- Aim
Copy the listing below in full and skip every picture.

- Material for this task
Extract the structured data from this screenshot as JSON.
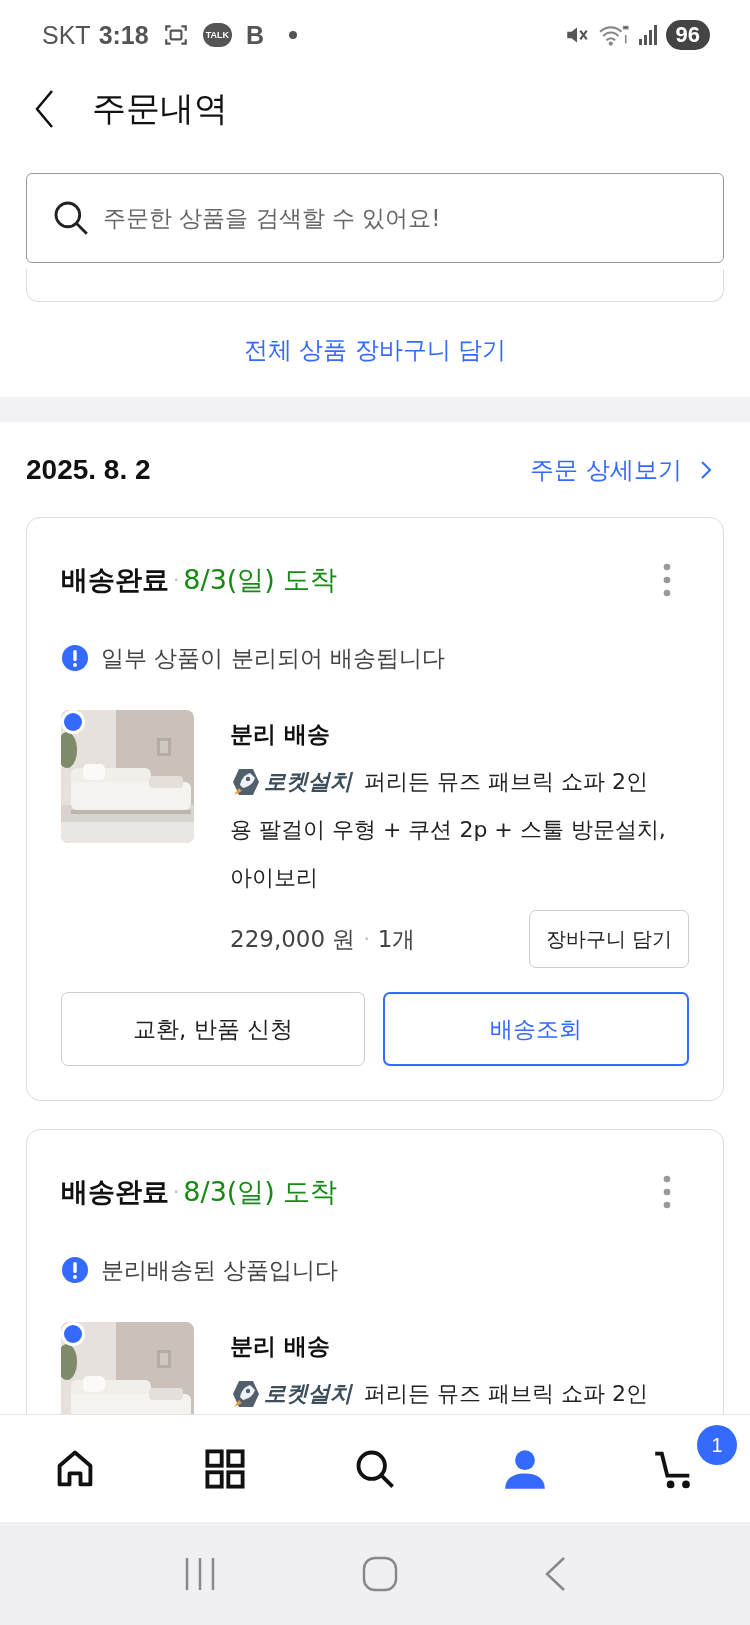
{
  "status_bar": {
    "carrier": "SKT",
    "time": "3:18",
    "talk": "TALK",
    "b": "B",
    "battery": "96"
  },
  "header": {
    "title": "주문내역"
  },
  "search": {
    "placeholder": "주문한 상품을 검색할 수 있어요!"
  },
  "add_all_link": "전체 상품 장바구니 담기",
  "order": {
    "date": "2025. 8. 2",
    "detail_link": "주문 상세보기",
    "cards": [
      {
        "status": "배송완료",
        "status_separator": "·",
        "arrival": "8/3(일) 도착",
        "notice": "일부 상품이 분리되어 배송됩니다",
        "group_title": "분리 배송",
        "badge": "로켓설치",
        "name": "퍼리든 뮤즈 패브릭 쇼파 2인",
        "name_continued": "용 팔걸이 우형 + 쿠션 2p + 스툴 방문설치, 아이보리",
        "price": "229,000 원",
        "price_separator": "·",
        "quantity": "1개",
        "cart_button": "장바구니 담기",
        "actions": [
          {
            "label": "교환, 반품 신청",
            "kind": "plain"
          },
          {
            "label": "배송조회",
            "kind": "primary"
          }
        ]
      },
      {
        "status": "배송완료",
        "status_separator": "·",
        "arrival": "8/3(일) 도착",
        "notice": "분리배송된 상품입니다",
        "group_title": "분리 배송",
        "badge": "로켓설치",
        "name": "퍼리든 뮤즈 패브릭 쇼파 2인"
      }
    ]
  },
  "bottom_nav": [
    {
      "kind": "home",
      "selected": false
    },
    {
      "kind": "categories",
      "selected": false
    },
    {
      "kind": "search",
      "selected": false
    },
    {
      "kind": "profile",
      "selected": true
    },
    {
      "kind": "cart",
      "selected": false,
      "badge": "1"
    }
  ]
}
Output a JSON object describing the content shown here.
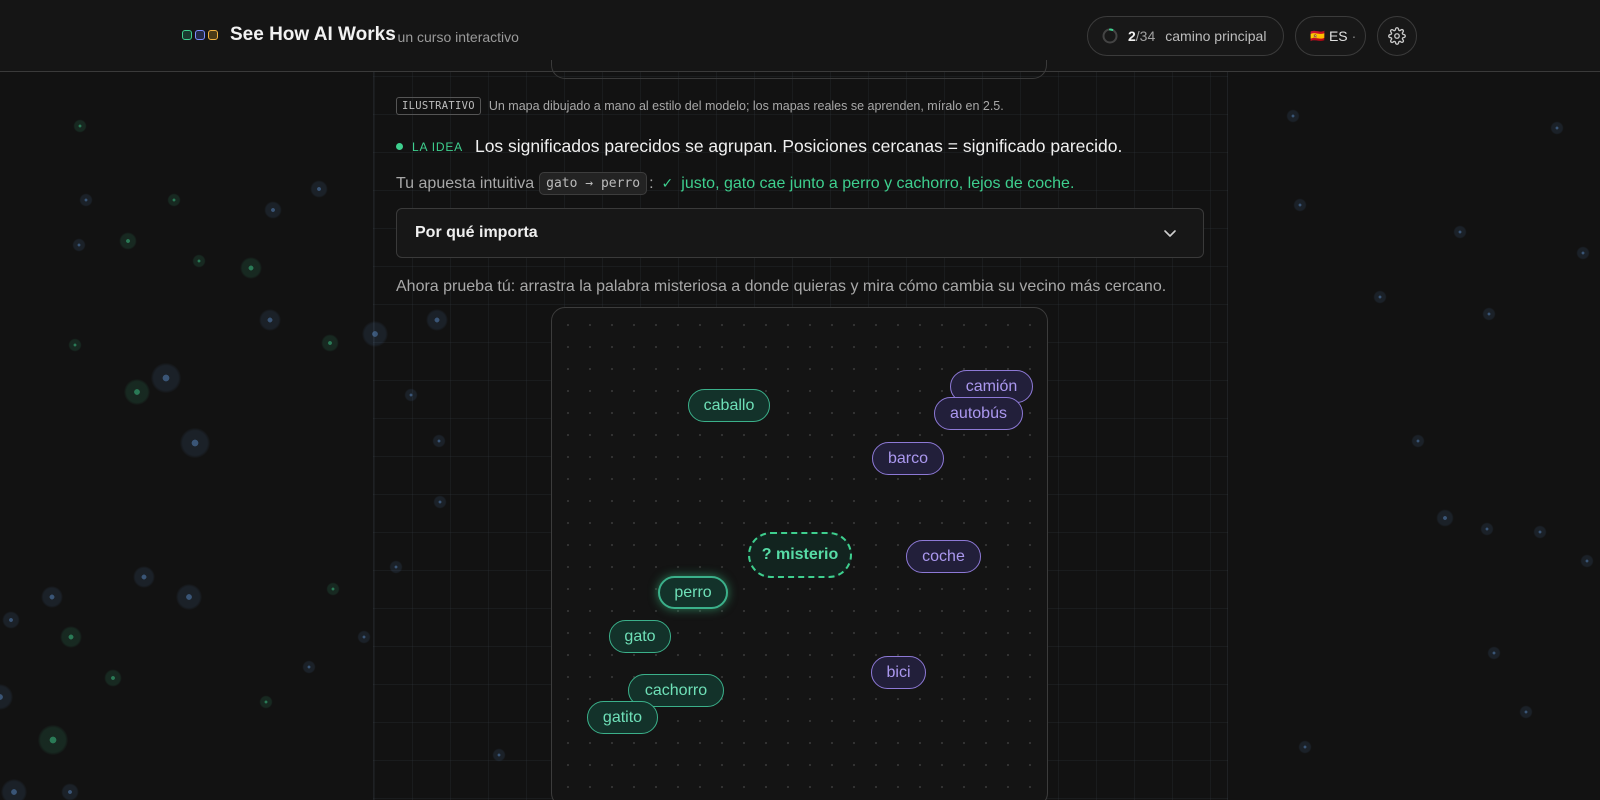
{
  "app": {
    "title": "See How AI Works",
    "subtitle": "· un curso interactivo",
    "logo_colors": [
      "#3ecf8e",
      "#7b8cff",
      "#f0b040"
    ]
  },
  "header": {
    "progress": {
      "current": "2",
      "total": "/34",
      "label": "camino principal",
      "fraction": 0.0588
    },
    "language": {
      "flag": "🇪🇸",
      "code": "ES",
      "suffix": "·"
    },
    "settings_icon": "gear-icon"
  },
  "illustrative": {
    "badge": "ILUSTRATIVO",
    "text": "Un mapa dibujado a mano al estilo del modelo; los mapas reales se aprenden, míralo en 2.5."
  },
  "idea": {
    "tag": "LA IDEA",
    "text": "Los significados parecidos se agrupan. Posiciones cercanas = significado parecido."
  },
  "guess": {
    "prefix": "Tu apuesta intuitiva",
    "code": "gato → perro",
    "colon": ":",
    "check_icon": "check-icon",
    "result": "justo, gato cae junto a perro y cachorro, lejos de coche."
  },
  "why": {
    "label": "Por qué importa",
    "icon": "chevron-down-icon"
  },
  "try_text": "Ahora prueba tú: arrastra la palabra misteriosa a donde quieras y mira cómo cambia su vecino más cercano.",
  "map": {
    "words": {
      "caballo": "caballo",
      "camion": "camión",
      "autobus": "autobús",
      "barco": "barco",
      "misterio": "? misterio",
      "coche": "coche",
      "perro": "perro",
      "gato": "gato",
      "bici": "bici",
      "cachorro": "cachorro",
      "gatito": "gatito"
    },
    "nearest_neighbor": "perro",
    "colors": {
      "animal": "#3ecf8e",
      "vehicle": "#8d79d6"
    }
  }
}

- Result of the task
Extract the structured data from this screenshot as JSON.
{
  "status_bar": {
    "carrier": "SKT",
    "time": "3:18",
    "talk": "TALK",
    "b": "B",
    "battery": "96"
  },
  "header": {
    "title": "주문내역"
  },
  "search": {
    "placeholder": "주문한 상품을 검색할 수 있어요!"
  },
  "add_all_link": "전체 상품 장바구니 담기",
  "order": {
    "date": "2025. 8. 2",
    "detail_link": "주문 상세보기",
    "cards": [
      {
        "status": "배송완료",
        "status_separator": "·",
        "arrival": "8/3(일) 도착",
        "notice": "일부 상품이 분리되어 배송됩니다",
        "group_title": "분리 배송",
        "badge": "로켓설치",
        "name": "퍼리든 뮤즈 패브릭 쇼파 2인",
        "name_continued": "용 팔걸이 우형 + 쿠션 2p + 스툴 방문설치, 아이보리",
        "price": "229,000 원",
        "price_separator": "·",
        "quantity": "1개",
        "cart_button": "장바구니 담기",
        "actions": [
          {
            "label": "교환, 반품 신청",
            "kind": "plain"
          },
          {
            "label": "배송조회",
            "kind": "primary"
          }
        ]
      },
      {
        "status": "배송완료",
        "status_separator": "·",
        "arrival": "8/3(일) 도착",
        "notice": "분리배송된 상품입니다",
        "group_title": "분리 배송",
        "badge": "로켓설치",
        "name": "퍼리든 뮤즈 패브릭 쇼파 2인"
      }
    ]
  },
  "bottom_nav": [
    {
      "kind": "home",
      "selected": false
    },
    {
      "kind": "categories",
      "selected": false
    },
    {
      "kind": "search",
      "selected": false
    },
    {
      "kind": "profile",
      "selected": true
    },
    {
      "kind": "cart",
      "selected": false,
      "badge": "1"
    }
  ]
}
Output a JSON object describing the content shown here.
{
  "app": {
    "title": "See How AI Works",
    "subtitle": "· un curso interactivo",
    "logo_colors": [
      "#3ecf8e",
      "#7b8cff",
      "#f0b040"
    ]
  },
  "header": {
    "progress": {
      "current": "2",
      "total": "/34",
      "label": "camino principal",
      "fraction": 0.0588
    },
    "language": {
      "flag": "🇪🇸",
      "code": "ES",
      "suffix": "·"
    },
    "settings_icon": "gear-icon"
  },
  "illustrative": {
    "badge": "ILUSTRATIVO",
    "text": "Un mapa dibujado a mano al estilo del modelo; los mapas reales se aprenden, míralo en 2.5."
  },
  "idea": {
    "tag": "LA IDEA",
    "text": "Los significados parecidos se agrupan. Posiciones cercanas = significado parecido."
  },
  "guess": {
    "prefix": "Tu apuesta intuitiva",
    "code": "gato → perro",
    "colon": ":",
    "check_icon": "check-icon",
    "result": "justo, gato cae junto a perro y cachorro, lejos de coche."
  },
  "why": {
    "label": "Por qué importa",
    "icon": "chevron-down-icon"
  },
  "try_text": "Ahora prueba tú: arrastra la palabra misteriosa a donde quieras y mira cómo cambia su vecino más cercano.",
  "map": {
    "words": {
      "caballo": "caballo",
      "camion": "camión",
      "autobus": "autobús",
      "barco": "barco",
      "misterio": "? misterio",
      "coche": "coche",
      "perro": "perro",
      "gato": "gato",
      "bici": "bici",
      "cachorro": "cachorro",
      "gatito": "gatito"
    },
    "nearest_neighbor": "perro",
    "colors": {
      "animal": "#3ecf8e",
      "vehicle": "#8d79d6"
    }
  }
}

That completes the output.